[Start of section]
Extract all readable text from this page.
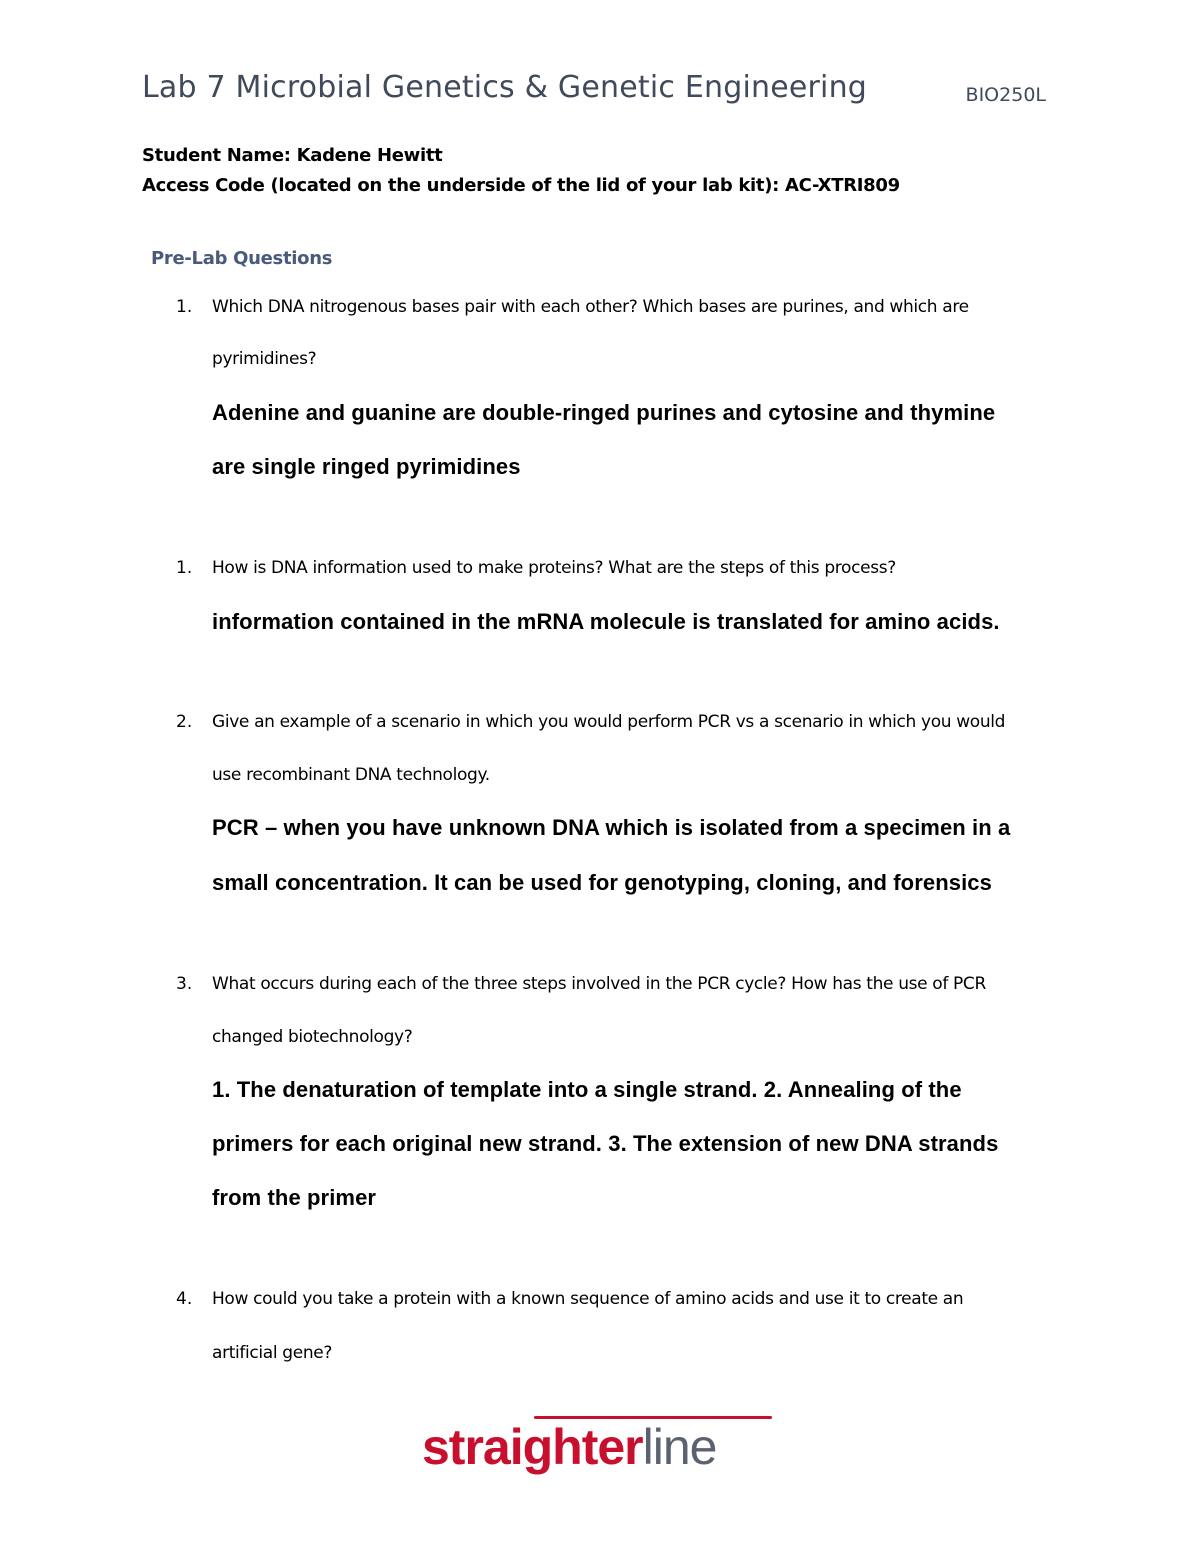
Lab 7 Microbial Genetics & Genetic Engineering	BIO250L
Student Name: Kadene Hewitt
Access Code (located on the underside of the lid of your lab kit): AC-XTRI809
Pre-Lab Questions
1. Which DNA nitrogenous bases pair with each other? Which bases are purines, and which are
pyrimidines?
Adenine and guanine are double-ringed purines and cytosine and thymine
are single ringed pyrimidines
1. How is DNA information used to make proteins? What are the steps of this process?
information contained in the mRNA molecule is translated for amino acids.
2. Give an example of a scenario in which you would perform PCR vs a scenario in which you would
use recombinant DNA technology.
PCR – when you have unknown DNA which is isolated from a specimen in a
small concentration. It can be used for genotyping, cloning, and forensics
3. What occurs during each of the three steps involved in the PCR cycle? How has the use of PCR
changed biotechnology?
1. The denaturation of template into a single strand. 2. Annealing of the
primers for each original new strand. 3. The extension of new DNA strands
from the primer
4. How could you take a protein with a known sequence of amino acids and use it to create an
artificial gene?
straighterline
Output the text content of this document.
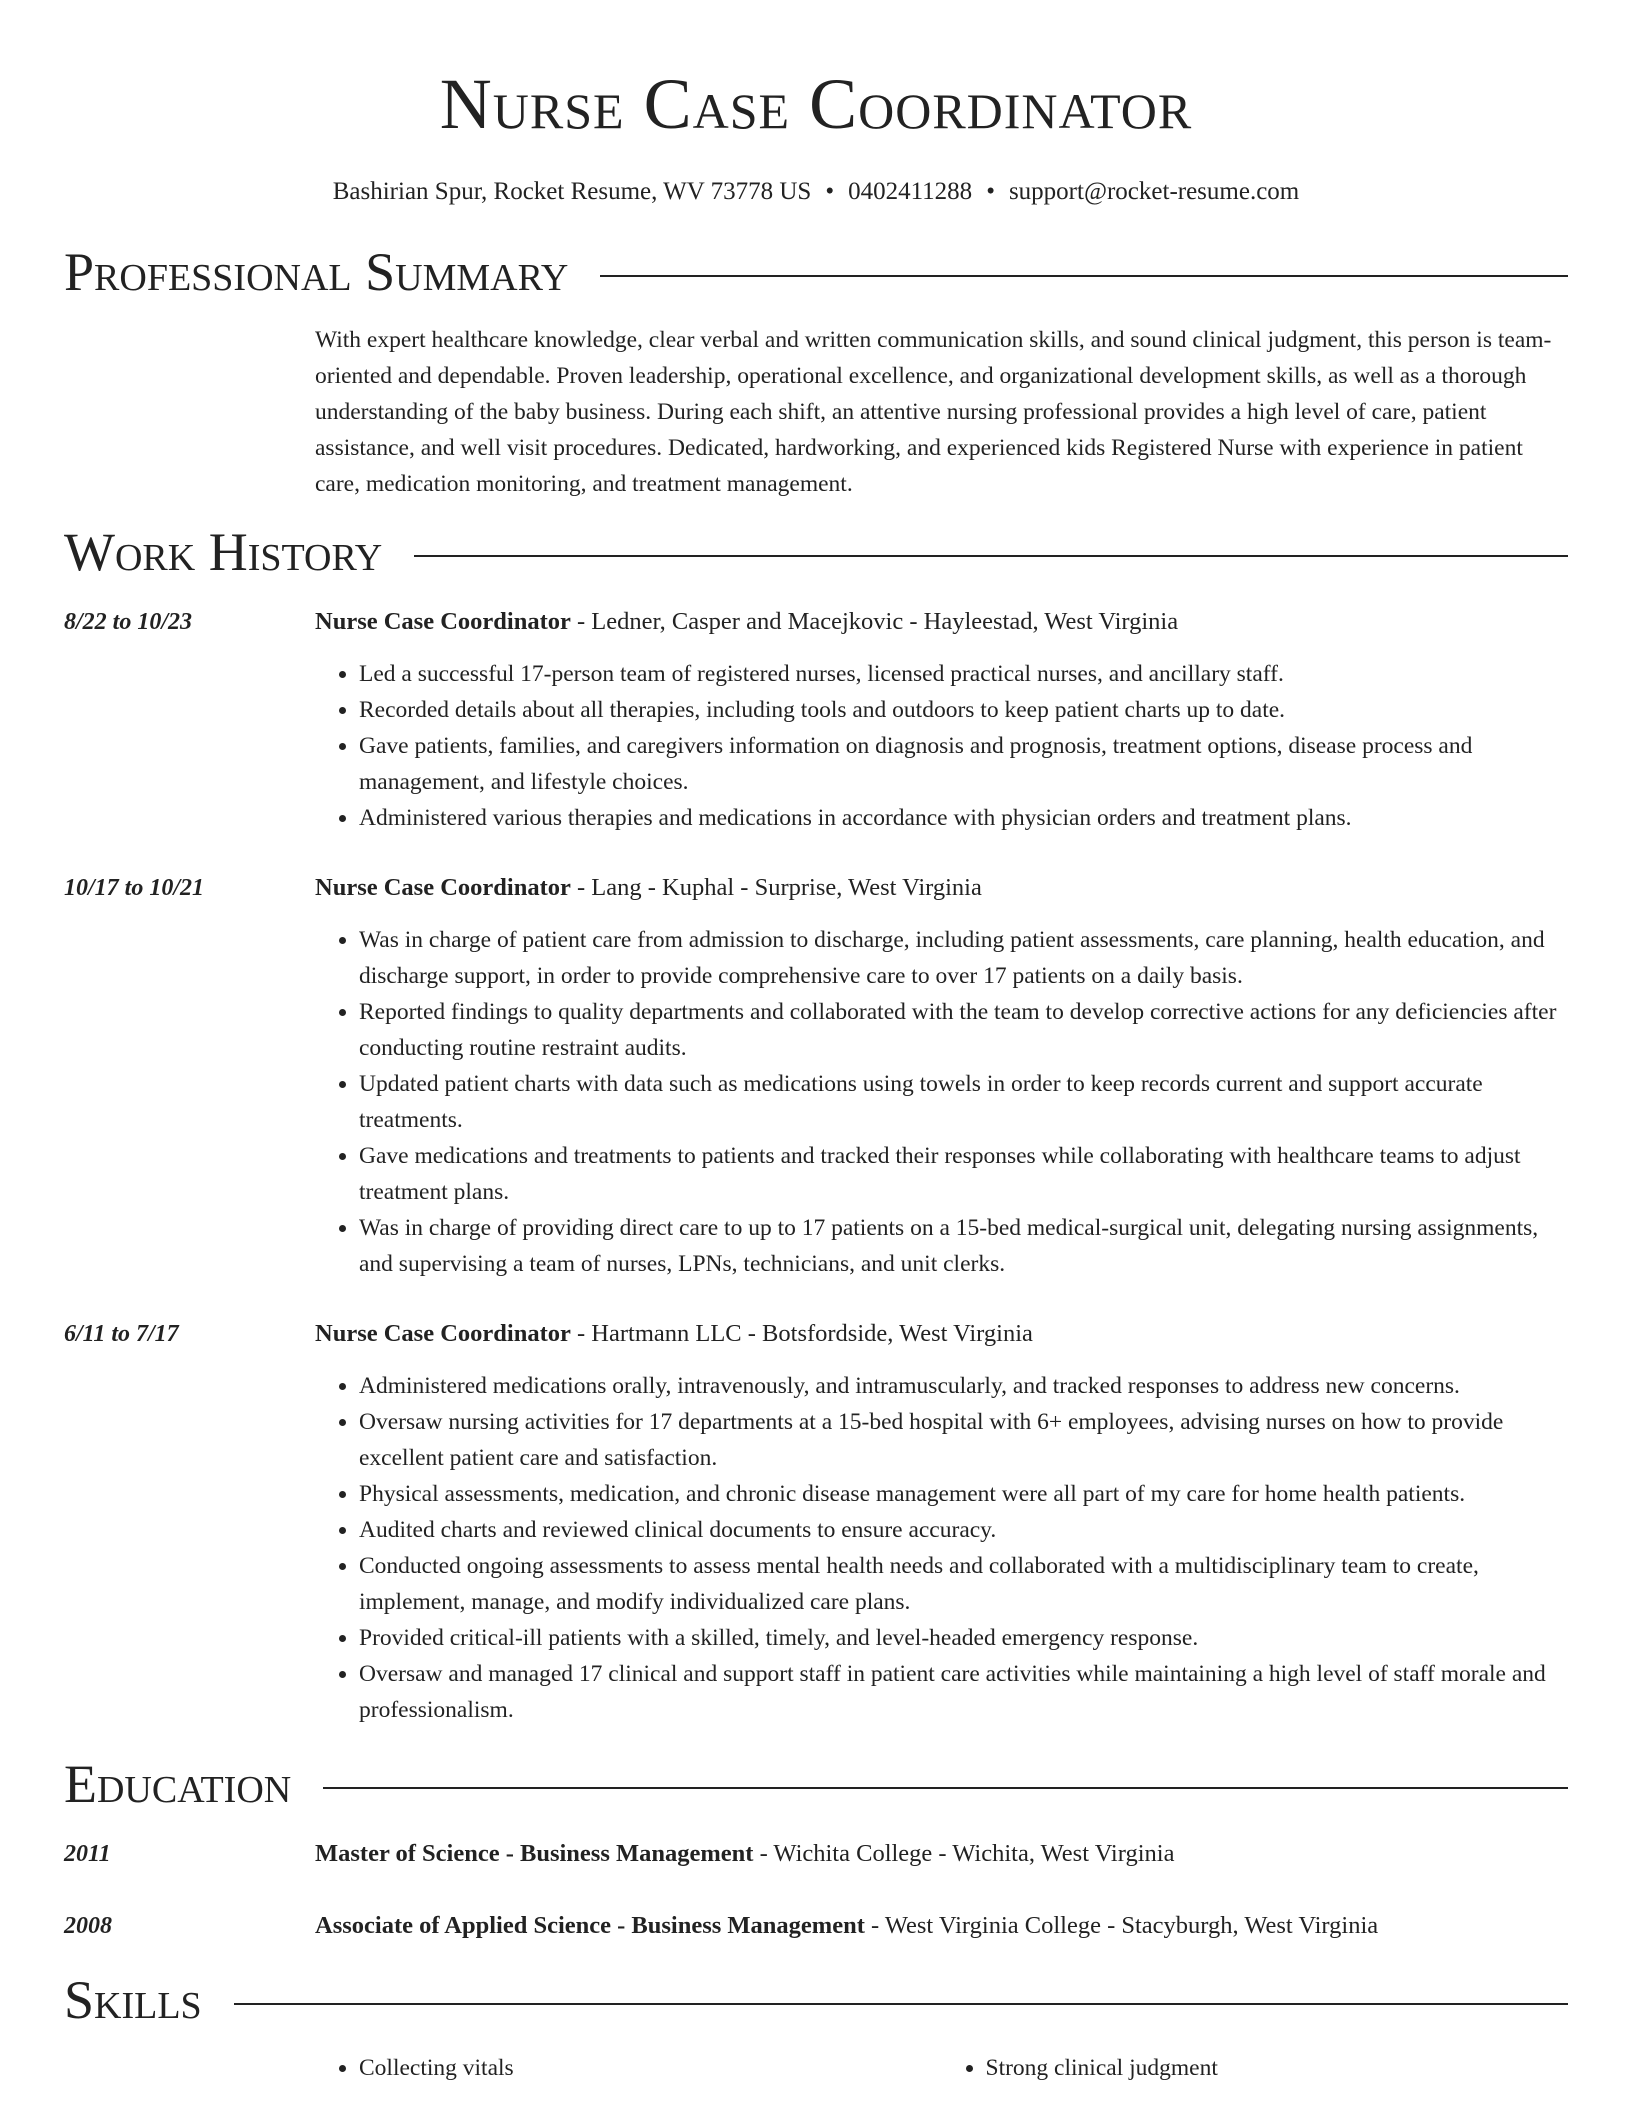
Nurse Case Coordinator
Bashirian Spur, Rocket Resume, WV 73778 US • 0402411288 • support@rocket-resume.com
Professional Summary

With expert healthcare knowledge, clear verbal and written communication skills, and sound clinical judgment, this person is team-oriented and dependable. Proven leadership, operational excellence, and organizational development skills, as well as a thorough understanding of the baby business. During each shift, an attentive nursing professional provides a high level of care, patient assistance, and well visit procedures. Dedicated, hardworking, and experienced kids Registered Nurse with experience in patient care, medication monitoring, and treatment management.

Work History
8/22 to 10/23	Nurse Case Coordinator - Ledner, Casper and Macejkovic - Hayleestad, West Virginia
• Led a successful 17-person team of registered nurses, licensed practical nurses, and ancillary staff.
• Recorded details about all therapies, including tools and outdoors to keep patient charts up to date.
• Gave patients, families, and caregivers information on diagnosis and prognosis, treatment options, disease process and management, and lifestyle choices.
• Administered various therapies and medications in accordance with physician orders and treatment plans.
10/17 to 10/21	Nurse Case Coordinator - Lang - Kuphal - Surprise, West Virginia
• Was in charge of patient care from admission to discharge, including patient assessments, care planning, health education, and discharge support, in order to provide comprehensive care to over 17 patients on a daily basis.
• Reported findings to quality departments and collaborated with the team to develop corrective actions for any deficiencies after conducting routine restraint audits.
• Updated patient charts with data such as medications using towels in order to keep records current and support accurate treatments.
• Gave medications and treatments to patients and tracked their responses while collaborating with healthcare teams to adjust treatment plans.
• Was in charge of providing direct care to up to 17 patients on a 15-bed medical-surgical unit, delegating nursing assignments, and supervising a team of nurses, LPNs, technicians, and unit clerks.
6/11 to 7/17	Nurse Case Coordinator - Hartmann LLC - Botsfordside, West Virginia
• Administered medications orally, intravenously, and intramuscularly, and tracked responses to address new concerns.
• Oversaw nursing activities for 17 departments at a 15-bed hospital with 6+ employees, advising nurses on how to provide excellent patient care and satisfaction.
• Physical assessments, medication, and chronic disease management were all part of my care for home health patients.
• Audited charts and reviewed clinical documents to ensure accuracy.
• Conducted ongoing assessments to assess mental health needs and collaborated with a multidisciplinary team to create, implement, manage, and modify individualized care plans.
• Provided critical-ill patients with a skilled, timely, and level-headed emergency response.
• Oversaw and managed 17 clinical and support staff in patient care activities while maintaining a high level of staff morale and professionalism.
Education
2011	Master of Science - Business Management - Wichita College - Wichita, West Virginia
2008	Associate of Applied Science - Business Management - West Virginia College - Stacyburgh, West Virginia
Skills
• Collecting vitals
•	Strong clinical judgment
[End of section]
• **PROMPT**
All of the material above is to be copied exactly, with no pictures.

• **RESPONSE**
Extract all readable text from this page.
Lab 7 Microbial Genetics & Genetic Engineering	BIO250L
Student Name: Kadene Hewitt
Access Code (located on the underside of the lid of your lab kit): AC-XTRI809
Pre-Lab Questions
1. Which DNA nitrogenous bases pair with each other? Which bases are purines, and which are
pyrimidines?
Adenine and guanine are double-ringed purines and cytosine and thymine
are single ringed pyrimidines
1. How is DNA information used to make proteins? What are the steps of this process?
information contained in the mRNA molecule is translated for amino acids.
2. Give an example of a scenario in which you would perform PCR vs a scenario in which you would
use recombinant DNA technology.
PCR – when you have unknown DNA which is isolated from a specimen in a
small concentration. It can be used for genotyping, cloning, and forensics
3. What occurs during each of the three steps involved in the PCR cycle? How has the use of PCR
changed biotechnology?
1. The denaturation of template into a single strand. 2. Annealing of the
primers for each original new strand. 3. The extension of new DNA strands
from the primer
4. How could you take a protein with a known sequence of amino acids and use it to create an
artificial gene?
straighterline
Output the text content of this document.
Nurse Case Coordinator
Bashirian Spur, Rocket Resume, WV 73778 US • 0402411288 • support@rocket-resume.com
Professional Summary

With expert healthcare knowledge, clear verbal and written communication skills, and sound clinical judgment, this person is team-oriented and dependable. Proven leadership, operational excellence, and organizational development skills, as well as a thorough understanding of the baby business. During each shift, an attentive nursing professional provides a high level of care, patient assistance, and well visit procedures. Dedicated, hardworking, and experienced kids Registered Nurse with experience in patient care, medication monitoring, and treatment management.

Work History
8/22 to 10/23	Nurse Case Coordinator - Ledner, Casper and Macejkovic - Hayleestad, West Virginia
• Led a successful 17-person team of registered nurses, licensed practical nurses, and ancillary staff.
• Recorded details about all therapies, including tools and outdoors to keep patient charts up to date.
• Gave patients, families, and caregivers information on diagnosis and prognosis, treatment options, disease process and management, and lifestyle choices.
• Administered various therapies and medications in accordance with physician orders and treatment plans.
10/17 to 10/21	Nurse Case Coordinator - Lang - Kuphal - Surprise, West Virginia
• Was in charge of patient care from admission to discharge, including patient assessments, care planning, health education, and discharge support, in order to provide comprehensive care to over 17 patients on a daily basis.
• Reported findings to quality departments and collaborated with the team to develop corrective actions for any deficiencies after conducting routine restraint audits.
• Updated patient charts with data such as medications using towels in order to keep records current and support accurate treatments.
• Gave medications and treatments to patients and tracked their responses while collaborating with healthcare teams to adjust treatment plans.
• Was in charge of providing direct care to up to 17 patients on a 15-bed medical-surgical unit, delegating nursing assignments, and supervising a team of nurses, LPNs, technicians, and unit clerks.
6/11 to 7/17	Nurse Case Coordinator - Hartmann LLC - Botsfordside, West Virginia
• Administered medications orally, intravenously, and intramuscularly, and tracked responses to address new concerns.
• Oversaw nursing activities for 17 departments at a 15-bed hospital with 6+ employees, advising nurses on how to provide excellent patient care and satisfaction.
• Physical assessments, medication, and chronic disease management were all part of my care for home health patients.
• Audited charts and reviewed clinical documents to ensure accuracy.
• Conducted ongoing assessments to assess mental health needs and collaborated with a multidisciplinary team to create, implement, manage, and modify individualized care plans.
• Provided critical-ill patients with a skilled, timely, and level-headed emergency response.
• Oversaw and managed 17 clinical and support staff in patient care activities while maintaining a high level of staff morale and professionalism.
Education
2011	Master of Science - Business Management - Wichita College - Wichita, West Virginia
2008	Associate of Applied Science - Business Management - West Virginia College - Stacyburgh, West Virginia
Skills
• Collecting vitals
•	Strong clinical judgment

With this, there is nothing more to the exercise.